Exercise » Convert the listing below into a JSON list of strings, one string for each line, leaving out any blank lines.

[Labeled region entries]
— START —

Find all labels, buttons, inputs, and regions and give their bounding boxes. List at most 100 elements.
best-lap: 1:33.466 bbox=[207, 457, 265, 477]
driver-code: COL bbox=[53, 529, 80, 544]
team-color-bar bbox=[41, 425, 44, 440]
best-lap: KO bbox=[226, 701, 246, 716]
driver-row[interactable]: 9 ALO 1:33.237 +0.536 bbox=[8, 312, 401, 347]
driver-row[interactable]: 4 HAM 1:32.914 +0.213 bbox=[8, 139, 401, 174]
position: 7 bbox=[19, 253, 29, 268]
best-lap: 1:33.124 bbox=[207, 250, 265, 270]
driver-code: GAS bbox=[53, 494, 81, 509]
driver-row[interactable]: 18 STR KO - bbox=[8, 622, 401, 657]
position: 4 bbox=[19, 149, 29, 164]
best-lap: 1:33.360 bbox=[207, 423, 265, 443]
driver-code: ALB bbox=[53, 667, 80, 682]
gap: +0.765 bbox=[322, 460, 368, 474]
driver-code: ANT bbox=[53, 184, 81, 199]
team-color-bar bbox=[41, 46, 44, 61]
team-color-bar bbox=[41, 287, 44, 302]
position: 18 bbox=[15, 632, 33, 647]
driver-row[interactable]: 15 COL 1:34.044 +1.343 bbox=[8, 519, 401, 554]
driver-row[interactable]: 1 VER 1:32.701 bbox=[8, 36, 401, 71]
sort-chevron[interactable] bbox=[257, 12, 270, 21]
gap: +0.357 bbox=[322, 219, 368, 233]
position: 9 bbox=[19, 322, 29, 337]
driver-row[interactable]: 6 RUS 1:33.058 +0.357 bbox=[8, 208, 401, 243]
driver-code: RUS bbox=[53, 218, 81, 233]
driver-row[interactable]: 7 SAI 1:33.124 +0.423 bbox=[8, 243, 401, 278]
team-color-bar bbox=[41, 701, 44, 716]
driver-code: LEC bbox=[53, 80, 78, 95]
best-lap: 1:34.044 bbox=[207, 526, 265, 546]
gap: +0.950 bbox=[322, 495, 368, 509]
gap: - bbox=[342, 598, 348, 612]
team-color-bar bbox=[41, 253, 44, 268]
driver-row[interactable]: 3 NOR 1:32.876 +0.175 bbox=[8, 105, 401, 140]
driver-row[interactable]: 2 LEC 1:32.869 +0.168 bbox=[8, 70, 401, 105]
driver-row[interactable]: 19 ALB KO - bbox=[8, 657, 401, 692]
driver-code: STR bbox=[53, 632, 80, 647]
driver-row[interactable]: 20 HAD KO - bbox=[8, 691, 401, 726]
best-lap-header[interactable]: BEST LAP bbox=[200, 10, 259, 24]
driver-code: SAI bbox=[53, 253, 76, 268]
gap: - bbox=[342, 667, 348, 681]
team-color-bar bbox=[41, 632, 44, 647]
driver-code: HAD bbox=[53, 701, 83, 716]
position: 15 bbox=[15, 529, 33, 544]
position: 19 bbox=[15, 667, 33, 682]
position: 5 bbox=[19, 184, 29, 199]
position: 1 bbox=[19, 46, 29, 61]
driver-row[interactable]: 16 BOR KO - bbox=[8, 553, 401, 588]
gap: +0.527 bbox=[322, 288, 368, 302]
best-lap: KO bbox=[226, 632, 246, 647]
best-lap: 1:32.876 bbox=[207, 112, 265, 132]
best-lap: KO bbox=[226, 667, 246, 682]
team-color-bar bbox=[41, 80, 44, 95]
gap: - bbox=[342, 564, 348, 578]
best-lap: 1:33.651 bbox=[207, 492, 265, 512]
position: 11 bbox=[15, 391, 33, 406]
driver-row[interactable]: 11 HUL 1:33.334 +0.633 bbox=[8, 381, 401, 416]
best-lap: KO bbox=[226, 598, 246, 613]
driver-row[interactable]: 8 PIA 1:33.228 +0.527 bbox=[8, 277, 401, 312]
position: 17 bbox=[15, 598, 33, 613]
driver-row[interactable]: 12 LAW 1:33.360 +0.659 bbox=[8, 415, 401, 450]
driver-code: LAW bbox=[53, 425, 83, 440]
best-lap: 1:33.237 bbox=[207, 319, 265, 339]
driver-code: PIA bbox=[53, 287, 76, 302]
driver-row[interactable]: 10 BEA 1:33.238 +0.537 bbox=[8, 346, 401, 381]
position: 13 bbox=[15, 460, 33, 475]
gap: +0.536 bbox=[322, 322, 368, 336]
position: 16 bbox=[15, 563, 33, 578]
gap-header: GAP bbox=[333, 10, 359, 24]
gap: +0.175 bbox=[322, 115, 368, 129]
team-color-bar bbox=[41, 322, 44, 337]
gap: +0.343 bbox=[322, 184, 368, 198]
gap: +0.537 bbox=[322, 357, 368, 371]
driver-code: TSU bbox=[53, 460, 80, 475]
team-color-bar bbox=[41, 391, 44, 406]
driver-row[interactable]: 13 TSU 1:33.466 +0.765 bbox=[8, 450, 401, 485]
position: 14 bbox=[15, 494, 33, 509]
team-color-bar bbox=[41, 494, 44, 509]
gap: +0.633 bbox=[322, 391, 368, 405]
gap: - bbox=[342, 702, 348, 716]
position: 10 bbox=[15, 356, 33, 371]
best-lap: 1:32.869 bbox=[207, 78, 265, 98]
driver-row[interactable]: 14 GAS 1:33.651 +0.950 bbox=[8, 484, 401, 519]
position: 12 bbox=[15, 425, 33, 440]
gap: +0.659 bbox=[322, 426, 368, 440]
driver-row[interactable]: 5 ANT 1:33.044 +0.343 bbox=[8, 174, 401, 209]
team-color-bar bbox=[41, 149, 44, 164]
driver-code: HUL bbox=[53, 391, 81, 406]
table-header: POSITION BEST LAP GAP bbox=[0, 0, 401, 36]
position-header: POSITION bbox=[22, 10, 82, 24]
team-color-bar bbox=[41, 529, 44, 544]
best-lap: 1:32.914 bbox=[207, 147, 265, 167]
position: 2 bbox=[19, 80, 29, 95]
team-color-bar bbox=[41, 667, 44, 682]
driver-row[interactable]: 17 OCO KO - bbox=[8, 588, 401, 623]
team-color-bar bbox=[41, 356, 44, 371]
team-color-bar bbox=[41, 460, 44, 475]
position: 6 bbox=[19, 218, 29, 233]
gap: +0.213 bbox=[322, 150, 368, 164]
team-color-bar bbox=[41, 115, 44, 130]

— END —

Correct response »
[
  "Find all labels, buttons, inputs, and regions and give their bounding boxes. List at most 100 elements.",
  "best-lap: 1:33.466 bbox=[207, 457, 265, 477]",
  "driver-code: COL bbox=[53, 529, 80, 544]",
  "team-color-bar bbox=[41, 425, 44, 440]",
  "best-lap: KO bbox=[226, 701, 246, 716]",
  "driver-row[interactable]: 9 ALO 1:33.237 +0.536 bbox=[8, 312, 401, 347]",
  "driver-row[interactable]: 4 HAM 1:32.914 +0.213 bbox=[8, 139, 401, 174]",
  "position: 7 bbox=[19, 253, 29, 268]",
  "best-lap: 1:33.124 bbox=[207, 250, 265, 270]",
  "driver-code: GAS bbox=[53, 494, 81, 509]",
  "driver-row[interactable]: 18 STR KO - bbox=[8, 622, 401, 657]",
  "position: 4 bbox=[19, 149, 29, 164]",
  "best-lap: 1:33.360 bbox=[207, 423, 265, 443]",
  "driver-code: ALB bbox=[53, 667, 80, 682]",
  "gap: +0.765 bbox=[322, 460, 368, 474]",
  "driver-code: ANT bbox=[53, 184, 81, 199]",
  "team-color-bar bbox=[41, 46, 44, 61]",
  "team-color-bar bbox=[41, 287, 44, 302]",
  "position: 18 bbox=[15, 632, 33, 647]",
  "driver-row[interactable]: 15 COL 1:34.044 +1.343 bbox=[8, 519, 401, 554]",
  "driver-row[interactable]: 1 VER 1:32.701 bbox=[8, 36, 401, 71]",
  "sort-chevron[interactable] bbox=[257, 12, 270, 21]",
  "gap: +0.357 bbox=[322, 219, 368, 233]",
  "position: 9 bbox=[19, 322, 29, 337]",
  "driver-row[interactable]: 6 RUS 1:33.058 +0.357 bbox=[8, 208, 401, 243]",
  "driver-code: RUS bbox=[53, 218, 81, 233]",
  "driver-row[interactable]: 7 SAI 1:33.124 +0.423 bbox=[8, 243, 401, 278]",
  "team-color-bar bbox=[41, 701, 44, 716]",
  "driver-code: LEC bbox=[53, 80, 78, 95]",
  "best-lap: 1:34.044 bbox=[207, 526, 265, 546]",
  "gap: +0.950 bbox=[322, 495, 368, 509]",
  "gap: - bbox=[342, 598, 348, 612]",
  "team-color-bar bbox=[41, 253, 44, 268]",
  "driver-row[interactable]: 3 NOR 1:32.876 +0.175 bbox=[8, 105, 401, 140]",
  "driver-row[interactable]: 2 LEC 1:32.869 +0.168 bbox=[8, 70, 401, 105]",
  "driver-row[interactable]: 19 ALB KO - bbox=[8, 657, 401, 692]",
  "driver-code: STR bbox=[53, 632, 80, 647]",
  "driver-row[interactable]: 20 HAD KO - bbox=[8, 691, 401, 726]",
  "best-lap-header[interactable]: BEST LAP bbox=[200, 10, 259, 24]",
  "driver-code: SAI bbox=[53, 253, 76, 268]",
  "gap: - bbox=[342, 667, 348, 681]",
  "team-color-bar bbox=[41, 632, 44, 647]",
  "driver-code: HAD bbox=[53, 701, 83, 716]",
  "position: 15 bbox=[15, 529, 33, 544]",
  "position: 19 bbox=[15, 667, 33, 682]",
  "position: 5 bbox=[19, 184, 29, 199]",
  "position: 1 bbox=[19, 46, 29, 61]",
  "driver-row[interactable]: 16 BOR KO - bbox=[8, 553, 401, 588]",
  "gap: +0.527 bbox=[322, 288, 368, 302]",
  "best-lap: KO bbox=[226, 632, 246, 647]",
  "best-lap: 1:32.876 bbox=[207, 112, 265, 132]",
  "best-lap: KO bbox=[226, 667, 246, 682]",
  "team-color-bar bbox=[41, 80, 44, 95]",
  "gap: - bbox=[342, 564, 348, 578]",
  "best-lap: 1:33.651 bbox=[207, 492, 265, 512]",
  "position: 11 bbox=[15, 391, 33, 406]",
  "driver-row[interactable]: 11 HUL 1:33.334 +0.633 bbox=[8, 381, 401, 416]",
  "best-lap: KO bbox=[226, 598, 246, 613]",
  "driver-row[interactable]: 8 PIA 1:33.228 +0.527 bbox=[8, 277, 401, 312]",
  "position: 17 bbox=[15, 598, 33, 613]",
  "driver-row[interactable]: 12 LAW 1:33.360 +0.659 bbox=[8, 415, 401, 450]",
  "driver-code: LAW bbox=[53, 425, 83, 440]",
  "best-lap: 1:33.237 bbox=[207, 319, 265, 339]",
  "driver-code: PIA bbox=[53, 287, 76, 302]",
  "driver-row[interactable]: 10 BEA 1:33.238 +0.537 bbox=[8, 346, 401, 381]",
  "position: 13 bbox=[15, 460, 33, 475]",
  "gap: +0.536 bbox=[322, 322, 368, 336]",
  "position: 16 bbox=[15, 563, 33, 578]",
  "gap-header: GAP bbox=[333, 10, 359, 24]",
  "gap: +0.175 bbox=[322, 115, 368, 129]",
  "team-color-bar bbox=[41, 322, 44, 337]",
  "gap: +0.343 bbox=[322, 184, 368, 198]",
  "gap: +0.537 bbox=[322, 357, 368, 371]",
  "driver-code: TSU bbox=[53, 460, 80, 475]",
  "team-color-bar bbox=[41, 391, 44, 406]",
  "driver-row[interactable]: 13 TSU 1:33.466 +0.765 bbox=[8, 450, 401, 485]",
  "position: 14 bbox=[15, 494, 33, 509]",
  "team-color-bar bbox=[41, 494, 44, 509]",
  "gap: +0.633 bbox=[322, 391, 368, 405]",
  "gap: - bbox=[342, 702, 348, 716]",
  "position: 10 bbox=[15, 356, 33, 371]",
  "best-lap: 1:32.869 bbox=[207, 78, 265, 98]",
  "driver-row[interactable]: 14 GAS 1:33.651 +0.950 bbox=[8, 484, 401, 519]",
  "position: 12 bbox=[15, 425, 33, 440]",
  "gap: +0.659 bbox=[322, 426, 368, 440]",
  "driver-row[interactable]: 5 ANT 1:33.044 +0.343 bbox=[8, 174, 401, 209]",
  "team-color-bar bbox=[41, 149, 44, 164]",
  "driver-code: HUL bbox=[53, 391, 81, 406]",
  "table-header: POSITION BEST LAP GAP bbox=[0, 0, 401, 36]",
  "position-header: POSITION bbox=[22, 10, 82, 24]",
  "team-color-bar bbox=[41, 529, 44, 544]",
  "best-lap: 1:32.914 bbox=[207, 147, 265, 167]",
  "position: 2 bbox=[19, 80, 29, 95]",
  "team-color-bar bbox=[41, 667, 44, 682]",
  "driver-row[interactable]: 17 OCO KO - bbox=[8, 588, 401, 623]",
  "team-color-bar bbox=[41, 356, 44, 371]",
  "team-color-bar bbox=[41, 460, 44, 475]",
  "position: 6 bbox=[19, 218, 29, 233]",
  "gap: +0.213 bbox=[322, 150, 368, 164]",
  "team-color-bar bbox=[41, 115, 44, 130]"
]